(Dataset items)
>> START
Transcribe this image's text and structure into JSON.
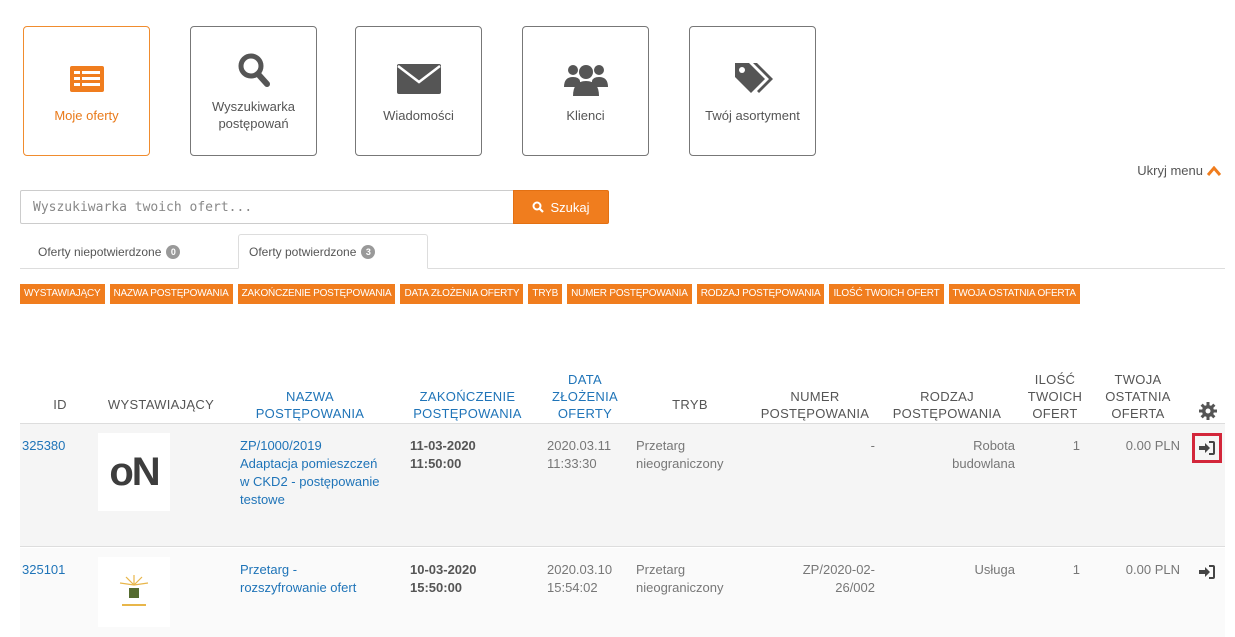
{
  "menu": {
    "tiles": [
      {
        "label": "Moje oferty",
        "icon": "list-icon"
      },
      {
        "label": "Wyszukiwarka postępowań",
        "icon": "search-icon"
      },
      {
        "label": "Wiadomości",
        "icon": "envelope-icon"
      },
      {
        "label": "Klienci",
        "icon": "users-icon"
      },
      {
        "label": "Twój asortyment",
        "icon": "tags-icon"
      }
    ],
    "hide_label": "Ukryj menu"
  },
  "search": {
    "placeholder": "Wyszukiwarka twoich ofert...",
    "button_label": "Szukaj"
  },
  "tabs": [
    {
      "label": "Oferty niepotwierdzone",
      "count": "0"
    },
    {
      "label": "Oferty potwierdzone",
      "count": "3"
    }
  ],
  "column_filters": [
    "WYSTAWIAJĄCY",
    "NAZWA POSTĘPOWANIA",
    "ZAKOŃCZENIE POSTĘPOWANIA",
    "DATA ZŁOŻENIA OFERTY",
    "TRYB",
    "NUMER POSTĘPOWANIA",
    "RODZAJ POSTĘPOWANIA",
    "ILOŚĆ TWOICH OFERT",
    "TWOJA OSTATNIA OFERTA"
  ],
  "table": {
    "headers": {
      "id": "ID",
      "issuer": "WYSTAWIAJĄCY",
      "name": "NAZWA POSTĘPOWANIA",
      "end": "ZAKOŃCZENIE POSTĘPOWANIA",
      "submitted": "DATA ZŁOŻENIA OFERTY",
      "mode": "TRYB",
      "number": "NUMER POSTĘPOWANIA",
      "kind": "RODZAJ POSTĘPOWANIA",
      "count": "ILOŚĆ TWOICH OFERT",
      "last": "TWOJA OSTATNIA OFERTA"
    },
    "rows": [
      {
        "id": "325380",
        "logo_text": "oN",
        "name": "ZP/1000/2019 Adaptacja pomieszczeń w CKD2 - postępowanie testowe",
        "end_date": "11-03-2020",
        "end_time": "11:50:00",
        "submitted_date": "2020.03.11",
        "submitted_time": "11:33:30",
        "mode": "Przetarg nieograniczony",
        "number": "-",
        "kind": "Robota budowlana",
        "count": "1",
        "last": "0.00 PLN"
      },
      {
        "id": "325101",
        "logo_text": "",
        "name": "Przetarg - rozszyfrowanie ofert",
        "end_date": "10-03-2020",
        "end_time": "15:50:00",
        "submitted_date": "2020.03.10",
        "submitted_time": "15:54:02",
        "mode": "Przetarg nieograniczony",
        "number": "ZP/2020-02-26/002",
        "kind": "Usługa",
        "count": "1",
        "last": "0.00 PLN"
      }
    ]
  },
  "colors": {
    "accent": "#f07d1e",
    "link": "#1f74b8",
    "highlight": "#d3263a"
  }
}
>> END
TASK TO CARRY OUT
Of all the lines in the entries, how many contain the word "NAZWA"? Give only the number.

THE COMPLETED TASK
2